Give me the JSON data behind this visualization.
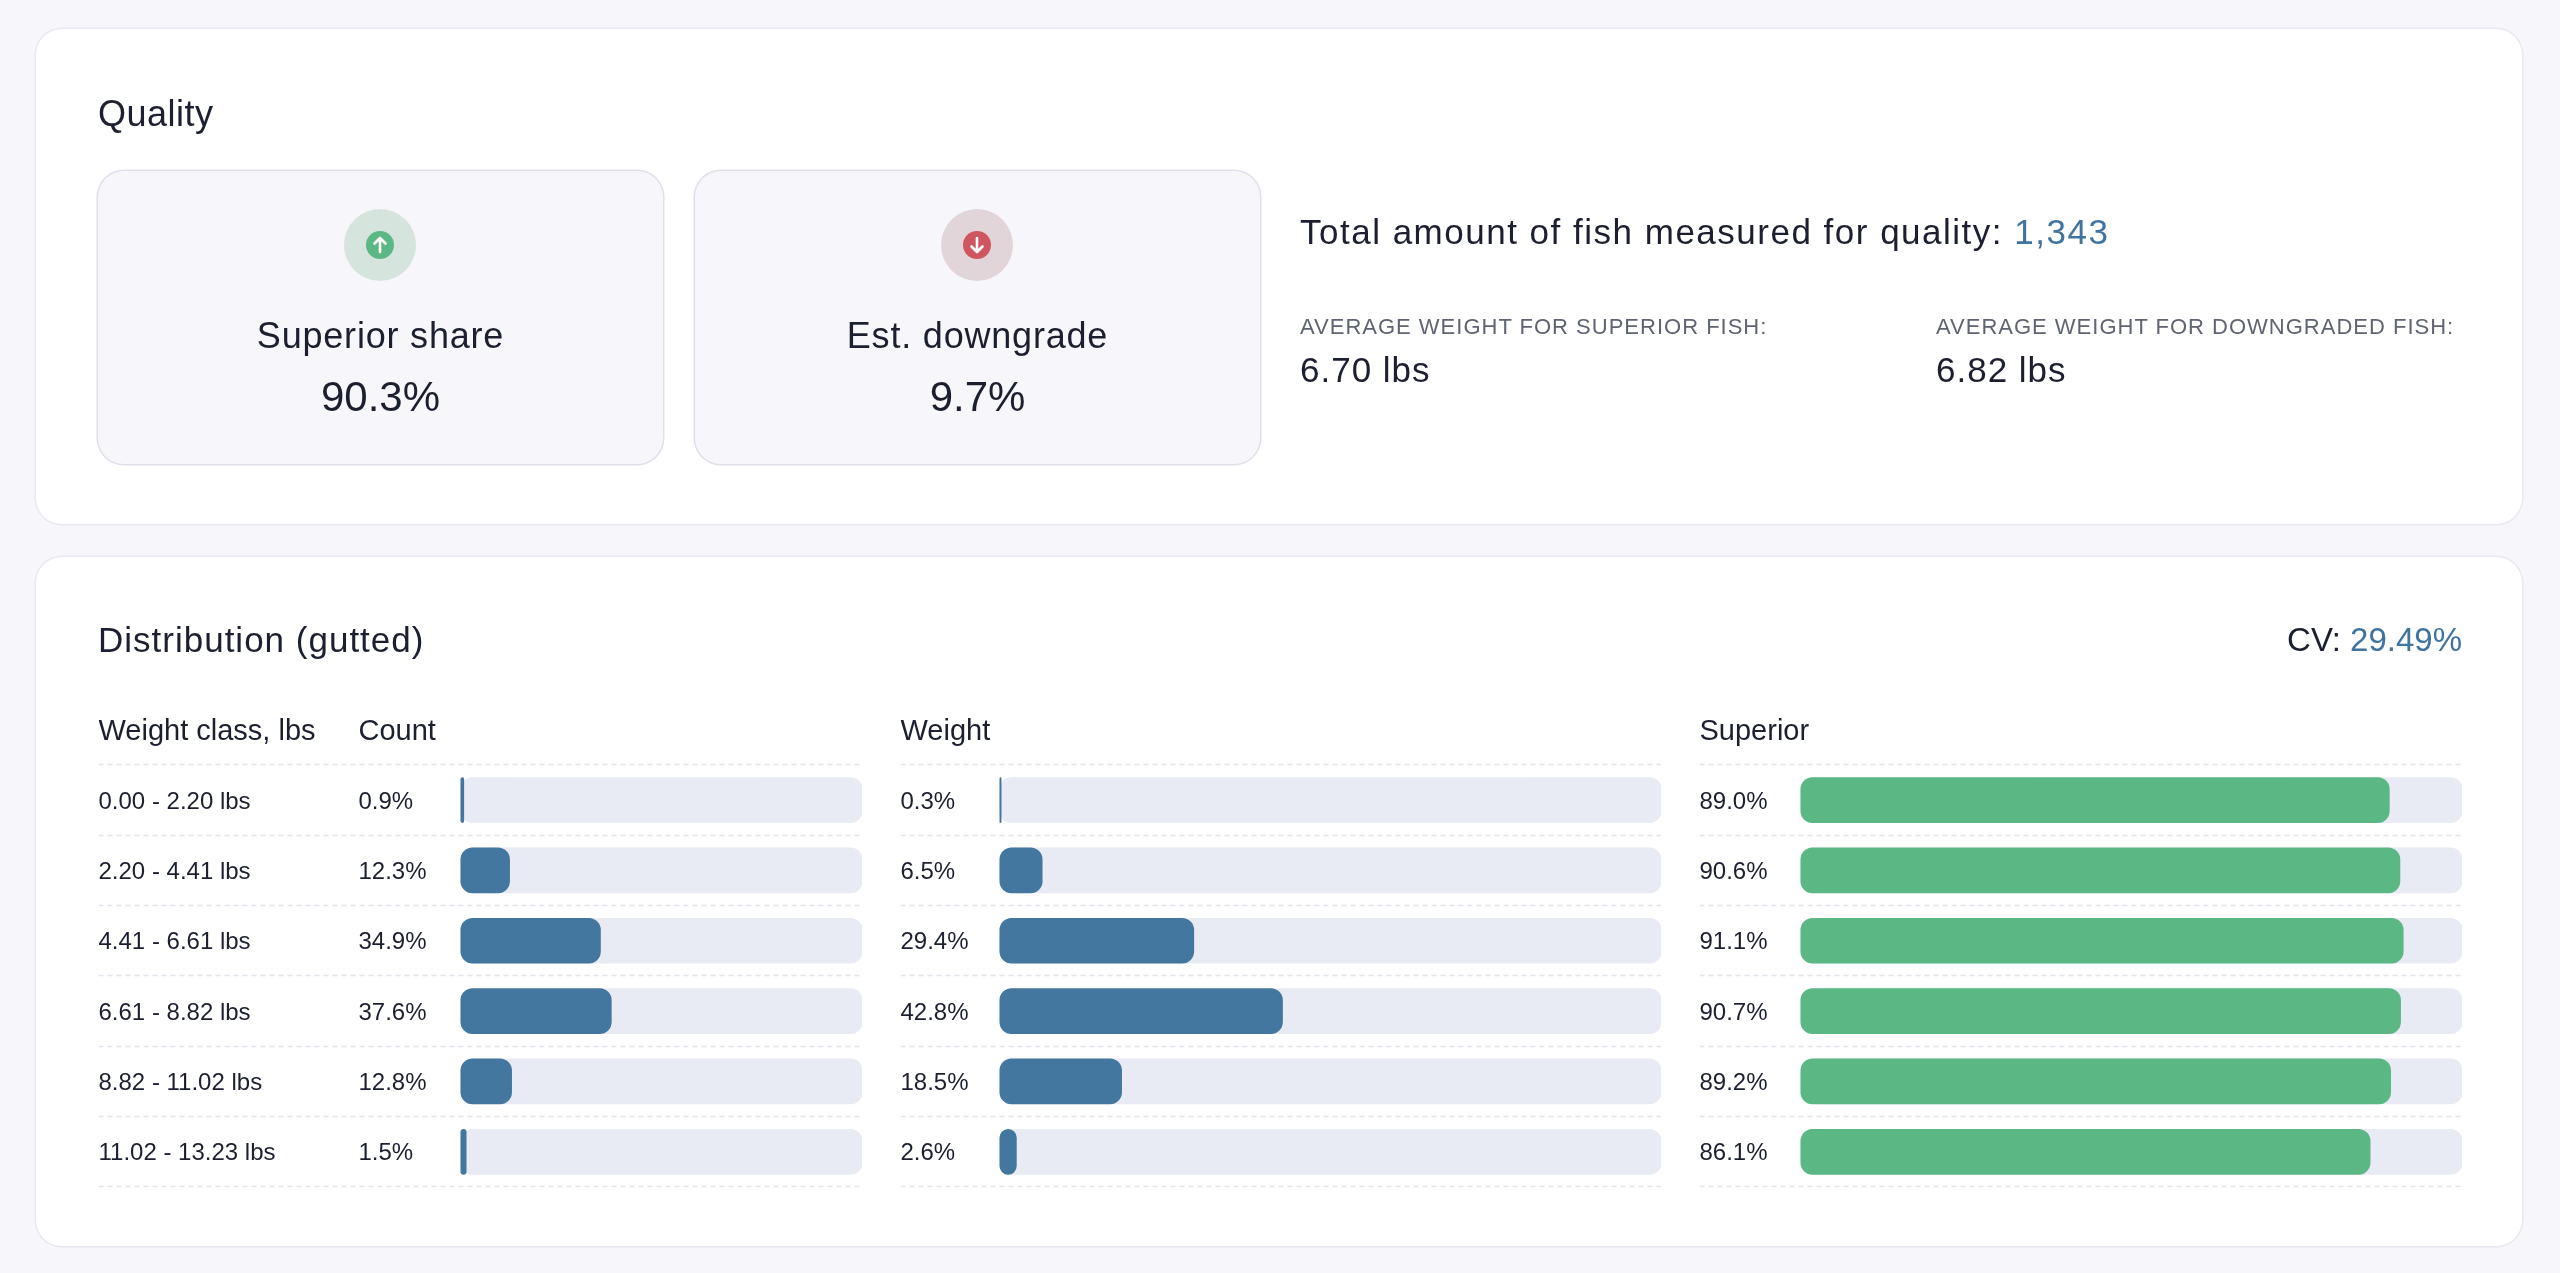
{
  "chart_data": [
    {
      "type": "other",
      "title": "Quality",
      "annotations": [
        "Superior share",
        "90.3%",
        "Est. downgrade",
        "9.7%",
        "Total amount of fish measured for quality:",
        "1,343",
        "AVERAGE WEIGHT FOR SUPERIOR FISH:",
        "6.70 lbs",
        "AVERAGE WEIGHT FOR DOWNGRADED FISH:",
        "6.82 lbs"
      ]
    },
    {
      "type": "other",
      "title": "Distribution (gutted)",
      "annotations": [
        "CV:",
        "29.49%"
      ]
    },
    {
      "type": "bar",
      "orientation": "horizontal",
      "title": "Count",
      "ylabel": "Weight class, lbs",
      "categories": [
        "0.00 - 2.20 lbs",
        "2.20 - 4.41 lbs",
        "4.41 - 6.61 lbs",
        "6.61 - 8.82 lbs",
        "8.82 - 11.02 lbs",
        "11.02 - 13.23 lbs"
      ],
      "values": [
        0.9,
        12.3,
        34.9,
        37.6,
        12.8,
        1.5
      ],
      "value_labels": [
        "0.9%",
        "12.3%",
        "34.9%",
        "37.6%",
        "12.8%",
        "1.5%"
      ],
      "color": "#44779f",
      "xlim": [
        0,
        100
      ],
      "grid": "y",
      "tick_labels": "y"
    },
    {
      "type": "bar",
      "orientation": "horizontal",
      "title": "Weight",
      "categories": [
        null,
        null,
        null,
        null,
        null,
        null
      ],
      "values": [
        0.3,
        6.5,
        29.4,
        42.8,
        18.5,
        2.6
      ],
      "value_labels": [
        "0.3%",
        "6.5%",
        "29.4%",
        "42.8%",
        "18.5%",
        "2.6%"
      ],
      "color": "#44779f",
      "xlim": [
        0,
        100
      ],
      "grid": "y",
      "tick_labels": false
    },
    {
      "type": "bar",
      "orientation": "horizontal",
      "title": "Superior",
      "categories": [
        null,
        null,
        null,
        null,
        null,
        null
      ],
      "values": [
        89.0,
        90.6,
        91.1,
        90.7,
        89.2,
        86.1
      ],
      "value_labels": [
        "89.0%",
        "90.6%",
        "91.1%",
        "90.7%",
        "89.2%",
        "86.1%"
      ],
      "color": "#5bb784",
      "xlim": [
        0,
        100
      ],
      "grid": "y",
      "tick_labels": false
    }
  ]
}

Aim of the exercise: The listing above needs to be output again exactly. Don't include the pictures.

Answer:
Give me the JSON data behind this visualization.
{
  "chart_data": [
    {
      "type": "other",
      "title": "Quality",
      "annotations": [
        "Superior share",
        "90.3%",
        "Est. downgrade",
        "9.7%",
        "Total amount of fish measured for quality:",
        "1,343",
        "AVERAGE WEIGHT FOR SUPERIOR FISH:",
        "6.70 lbs",
        "AVERAGE WEIGHT FOR DOWNGRADED FISH:",
        "6.82 lbs"
      ]
    },
    {
      "type": "other",
      "title": "Distribution (gutted)",
      "annotations": [
        "CV:",
        "29.49%"
      ]
    },
    {
      "type": "bar",
      "orientation": "horizontal",
      "title": "Count",
      "ylabel": "Weight class, lbs",
      "categories": [
        "0.00 - 2.20 lbs",
        "2.20 - 4.41 lbs",
        "4.41 - 6.61 lbs",
        "6.61 - 8.82 lbs",
        "8.82 - 11.02 lbs",
        "11.02 - 13.23 lbs"
      ],
      "values": [
        0.9,
        12.3,
        34.9,
        37.6,
        12.8,
        1.5
      ],
      "value_labels": [
        "0.9%",
        "12.3%",
        "34.9%",
        "37.6%",
        "12.8%",
        "1.5%"
      ],
      "color": "#44779f",
      "xlim": [
        0,
        100
      ],
      "grid": "y",
      "tick_labels": "y"
    },
    {
      "type": "bar",
      "orientation": "horizontal",
      "title": "Weight",
      "categories": [
        null,
        null,
        null,
        null,
        null,
        null
      ],
      "values": [
        0.3,
        6.5,
        29.4,
        42.8,
        18.5,
        2.6
      ],
      "value_labels": [
        "0.3%",
        "6.5%",
        "29.4%",
        "42.8%",
        "18.5%",
        "2.6%"
      ],
      "color": "#44779f",
      "xlim": [
        0,
        100
      ],
      "grid": "y",
      "tick_labels": false
    },
    {
      "type": "bar",
      "orientation": "horizontal",
      "title": "Superior",
      "categories": [
        null,
        null,
        null,
        null,
        null,
        null
      ],
      "values": [
        89.0,
        90.6,
        91.1,
        90.7,
        89.2,
        86.1
      ],
      "value_labels": [
        "89.0%",
        "90.6%",
        "91.1%",
        "90.7%",
        "89.2%",
        "86.1%"
      ],
      "color": "#5bb784",
      "xlim": [
        0,
        100
      ],
      "grid": "y",
      "tick_labels": false
    }
  ]
}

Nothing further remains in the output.